-- Data section start --
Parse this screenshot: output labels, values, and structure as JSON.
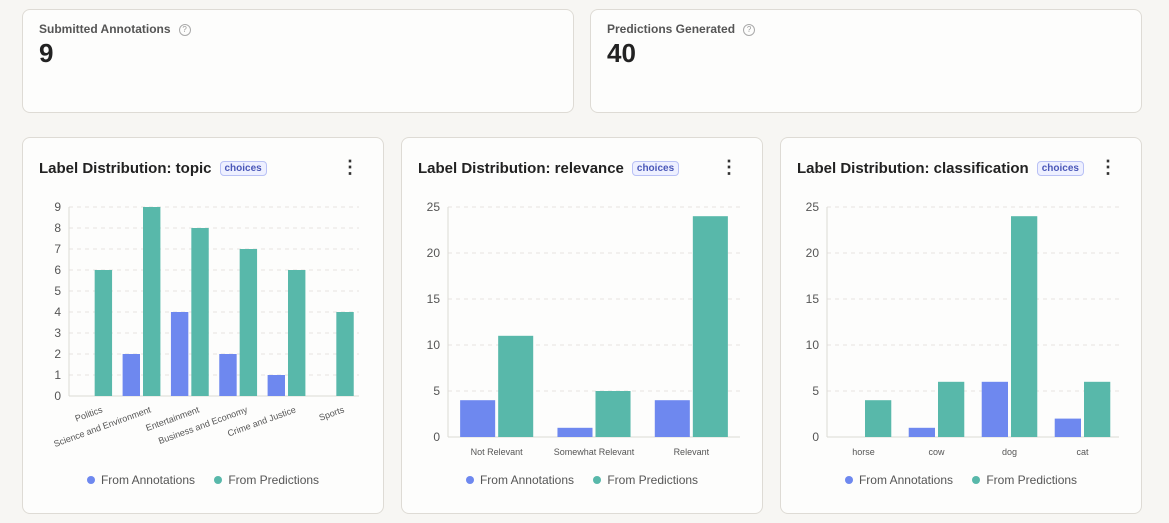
{
  "stats": [
    {
      "label": "Submitted Annotations",
      "value": "9"
    },
    {
      "label": "Predictions Generated",
      "value": "40"
    }
  ],
  "colors": {
    "annotations": "#6e88ef",
    "predictions": "#58b8aa"
  },
  "legend": {
    "annotations": "From Annotations",
    "predictions": "From Predictions"
  },
  "menu_icon": "⋮",
  "chart_data": [
    {
      "type": "bar",
      "title": "Label Distribution: topic",
      "badge": "choices",
      "categories": [
        "Politics",
        "Science and Environment",
        "Entertainment",
        "Business and Economy",
        "Crime and Justice",
        "Sports"
      ],
      "series": [
        {
          "name": "From Annotations",
          "values": [
            0,
            2,
            4,
            2,
            1,
            0
          ]
        },
        {
          "name": "From Predictions",
          "values": [
            6,
            9,
            8,
            7,
            6,
            4
          ]
        }
      ],
      "ylim": [
        0,
        9
      ],
      "yticks": [
        0,
        1,
        2,
        3,
        4,
        5,
        6,
        7,
        8,
        9
      ],
      "grid": true,
      "legend": "bottom",
      "rotated_labels": true
    },
    {
      "type": "bar",
      "title": "Label Distribution: relevance",
      "badge": "choices",
      "categories": [
        "Not Relevant",
        "Somewhat Relevant",
        "Relevant"
      ],
      "series": [
        {
          "name": "From Annotations",
          "values": [
            4,
            1,
            4
          ]
        },
        {
          "name": "From Predictions",
          "values": [
            11,
            5,
            24
          ]
        }
      ],
      "ylim": [
        0,
        25
      ],
      "yticks": [
        0,
        5,
        10,
        15,
        20,
        25
      ],
      "grid": true,
      "legend": "bottom",
      "rotated_labels": false
    },
    {
      "type": "bar",
      "title": "Label Distribution: classification",
      "badge": "choices",
      "categories": [
        "horse",
        "cow",
        "dog",
        "cat"
      ],
      "series": [
        {
          "name": "From Annotations",
          "values": [
            0,
            1,
            6,
            2
          ]
        },
        {
          "name": "From Predictions",
          "values": [
            4,
            6,
            24,
            6
          ]
        }
      ],
      "ylim": [
        0,
        25
      ],
      "yticks": [
        0,
        5,
        10,
        15,
        20,
        25
      ],
      "grid": true,
      "legend": "bottom",
      "rotated_labels": false
    }
  ]
}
-- Data section end --
Write out the entries above word for word. Do not include the pictures.

Parse this screenshot: output labels, values, and structure as JSON.
{
  "stats": [
    {
      "label": "Submitted Annotations",
      "value": "9"
    },
    {
      "label": "Predictions Generated",
      "value": "40"
    }
  ],
  "colors": {
    "annotations": "#6e88ef",
    "predictions": "#58b8aa"
  },
  "legend": {
    "annotations": "From Annotations",
    "predictions": "From Predictions"
  },
  "menu_icon": "⋮",
  "chart_data": [
    {
      "type": "bar",
      "title": "Label Distribution: topic",
      "badge": "choices",
      "categories": [
        "Politics",
        "Science and Environment",
        "Entertainment",
        "Business and Economy",
        "Crime and Justice",
        "Sports"
      ],
      "series": [
        {
          "name": "From Annotations",
          "values": [
            0,
            2,
            4,
            2,
            1,
            0
          ]
        },
        {
          "name": "From Predictions",
          "values": [
            6,
            9,
            8,
            7,
            6,
            4
          ]
        }
      ],
      "ylim": [
        0,
        9
      ],
      "yticks": [
        0,
        1,
        2,
        3,
        4,
        5,
        6,
        7,
        8,
        9
      ],
      "grid": true,
      "legend": "bottom",
      "rotated_labels": true
    },
    {
      "type": "bar",
      "title": "Label Distribution: relevance",
      "badge": "choices",
      "categories": [
        "Not Relevant",
        "Somewhat Relevant",
        "Relevant"
      ],
      "series": [
        {
          "name": "From Annotations",
          "values": [
            4,
            1,
            4
          ]
        },
        {
          "name": "From Predictions",
          "values": [
            11,
            5,
            24
          ]
        }
      ],
      "ylim": [
        0,
        25
      ],
      "yticks": [
        0,
        5,
        10,
        15,
        20,
        25
      ],
      "grid": true,
      "legend": "bottom",
      "rotated_labels": false
    },
    {
      "type": "bar",
      "title": "Label Distribution: classification",
      "badge": "choices",
      "categories": [
        "horse",
        "cow",
        "dog",
        "cat"
      ],
      "series": [
        {
          "name": "From Annotations",
          "values": [
            0,
            1,
            6,
            2
          ]
        },
        {
          "name": "From Predictions",
          "values": [
            4,
            6,
            24,
            6
          ]
        }
      ],
      "ylim": [
        0,
        25
      ],
      "yticks": [
        0,
        5,
        10,
        15,
        20,
        25
      ],
      "grid": true,
      "legend": "bottom",
      "rotated_labels": false
    }
  ]
}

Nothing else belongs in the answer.